▶ INFORMATION GIVEN

···

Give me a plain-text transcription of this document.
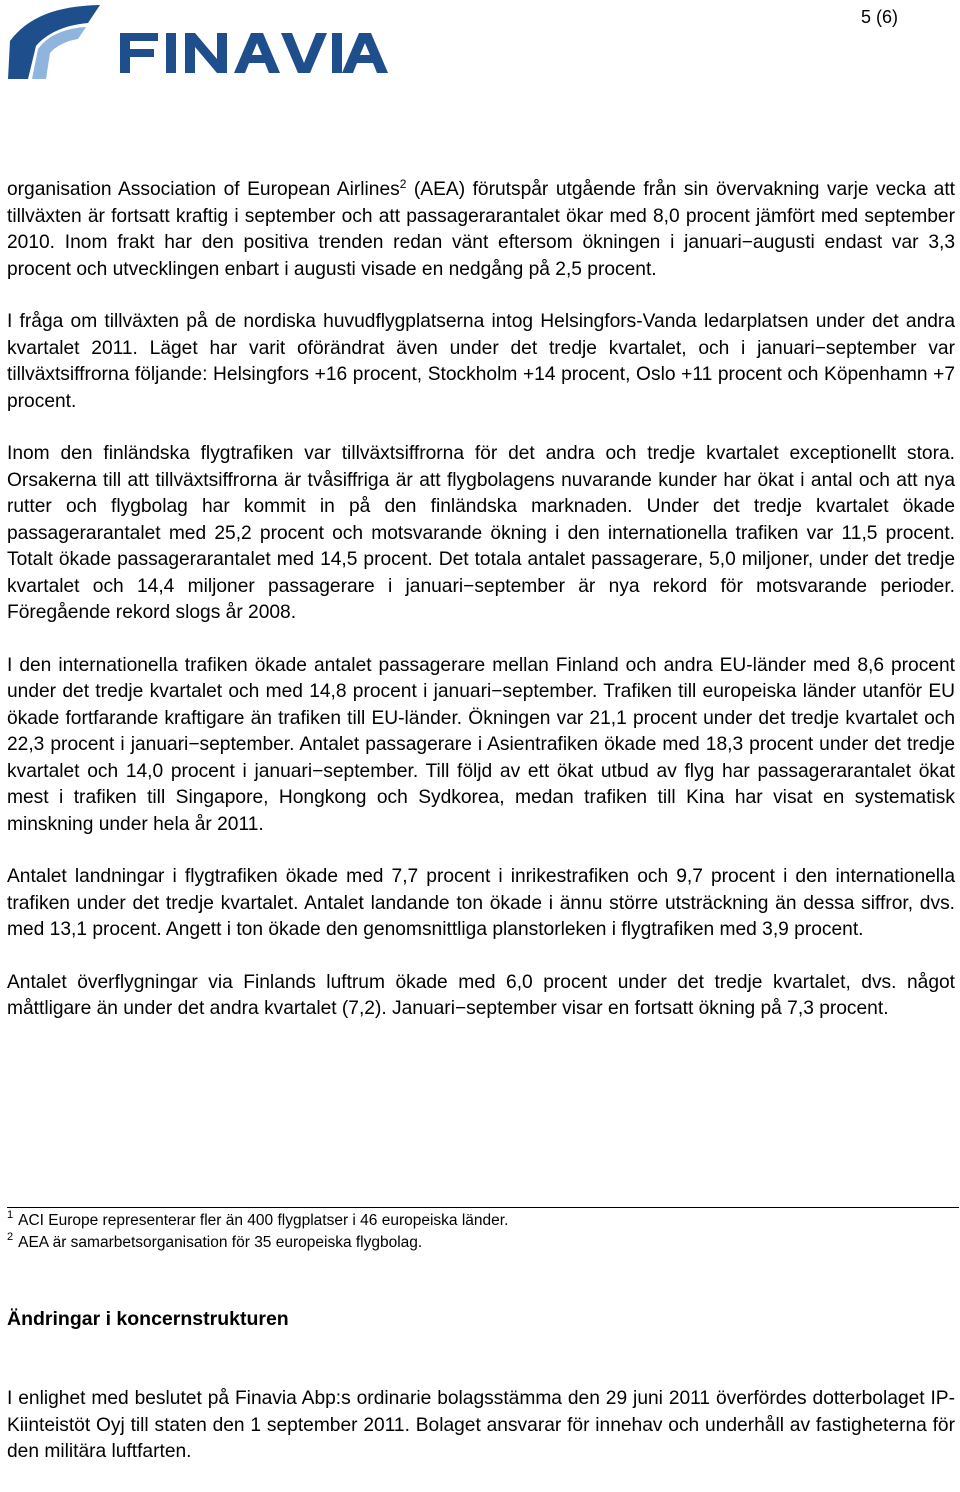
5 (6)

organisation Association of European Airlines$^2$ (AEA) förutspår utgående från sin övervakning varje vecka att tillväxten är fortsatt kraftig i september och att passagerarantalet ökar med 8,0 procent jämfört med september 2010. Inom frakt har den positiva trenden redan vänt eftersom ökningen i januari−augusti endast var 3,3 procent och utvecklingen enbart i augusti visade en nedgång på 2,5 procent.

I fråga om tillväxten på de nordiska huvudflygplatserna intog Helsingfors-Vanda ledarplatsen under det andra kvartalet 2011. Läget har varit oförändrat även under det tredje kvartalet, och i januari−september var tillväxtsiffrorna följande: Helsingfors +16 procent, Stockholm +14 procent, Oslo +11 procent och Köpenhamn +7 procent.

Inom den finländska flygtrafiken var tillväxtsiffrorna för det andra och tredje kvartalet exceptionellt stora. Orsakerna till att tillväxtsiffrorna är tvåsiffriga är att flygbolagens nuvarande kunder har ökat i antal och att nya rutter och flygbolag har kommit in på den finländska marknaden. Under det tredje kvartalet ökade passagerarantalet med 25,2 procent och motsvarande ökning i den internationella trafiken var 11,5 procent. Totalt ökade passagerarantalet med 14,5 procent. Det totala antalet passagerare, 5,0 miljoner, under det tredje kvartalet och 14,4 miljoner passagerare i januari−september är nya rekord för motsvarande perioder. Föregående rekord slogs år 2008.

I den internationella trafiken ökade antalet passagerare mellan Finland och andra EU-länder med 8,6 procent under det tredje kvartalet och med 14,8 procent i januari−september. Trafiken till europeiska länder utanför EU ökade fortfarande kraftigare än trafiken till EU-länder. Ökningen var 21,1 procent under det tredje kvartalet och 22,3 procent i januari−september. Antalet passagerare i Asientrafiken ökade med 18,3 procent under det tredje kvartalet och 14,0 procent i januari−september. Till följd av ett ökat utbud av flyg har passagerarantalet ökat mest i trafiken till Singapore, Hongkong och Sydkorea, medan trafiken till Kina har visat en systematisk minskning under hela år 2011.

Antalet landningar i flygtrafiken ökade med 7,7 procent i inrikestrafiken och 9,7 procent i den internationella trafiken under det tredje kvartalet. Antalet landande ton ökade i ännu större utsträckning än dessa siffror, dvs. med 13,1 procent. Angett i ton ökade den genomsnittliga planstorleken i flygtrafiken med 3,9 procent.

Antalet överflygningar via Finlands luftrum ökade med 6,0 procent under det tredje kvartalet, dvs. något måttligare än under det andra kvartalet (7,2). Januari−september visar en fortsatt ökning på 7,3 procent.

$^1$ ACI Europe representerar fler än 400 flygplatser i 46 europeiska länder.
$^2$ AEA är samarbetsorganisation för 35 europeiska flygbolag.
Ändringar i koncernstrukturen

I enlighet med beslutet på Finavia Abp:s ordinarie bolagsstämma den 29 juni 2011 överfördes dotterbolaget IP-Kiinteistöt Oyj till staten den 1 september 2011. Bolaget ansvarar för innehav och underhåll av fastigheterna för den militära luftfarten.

···

▶ WHAT NEEDS TO BE DONE
Wherever the string "länder" appears in a line above, copy that line.

▶ YOUR RESPONSE
I den internationella trafiken ökade antalet passagerare mellan Finland och andra EU-länder med 8,6 procent under det tredje kvartalet och med 14,8 procent i januari−september. Trafiken till europeiska länder utanför EU ökade fortfarande kraftigare än trafiken till EU-länder. Ökningen var 21,1 procent under det tredje kvartalet och 22,3 procent i januari−september. Antalet passagerare i Asientrafiken ökade med 18,3 procent under det tredje kvartalet och 14,0 procent i januari−september. Till följd av ett ökat utbud av flyg har passagerarantalet ökat mest i trafiken till Singapore, Hongkong och Sydkorea, medan trafiken till Kina har visat en systematisk minskning under hela år 2011.
$^1$ ACI Europe representerar fler än 400 flygplatser i 46 europeiska länder.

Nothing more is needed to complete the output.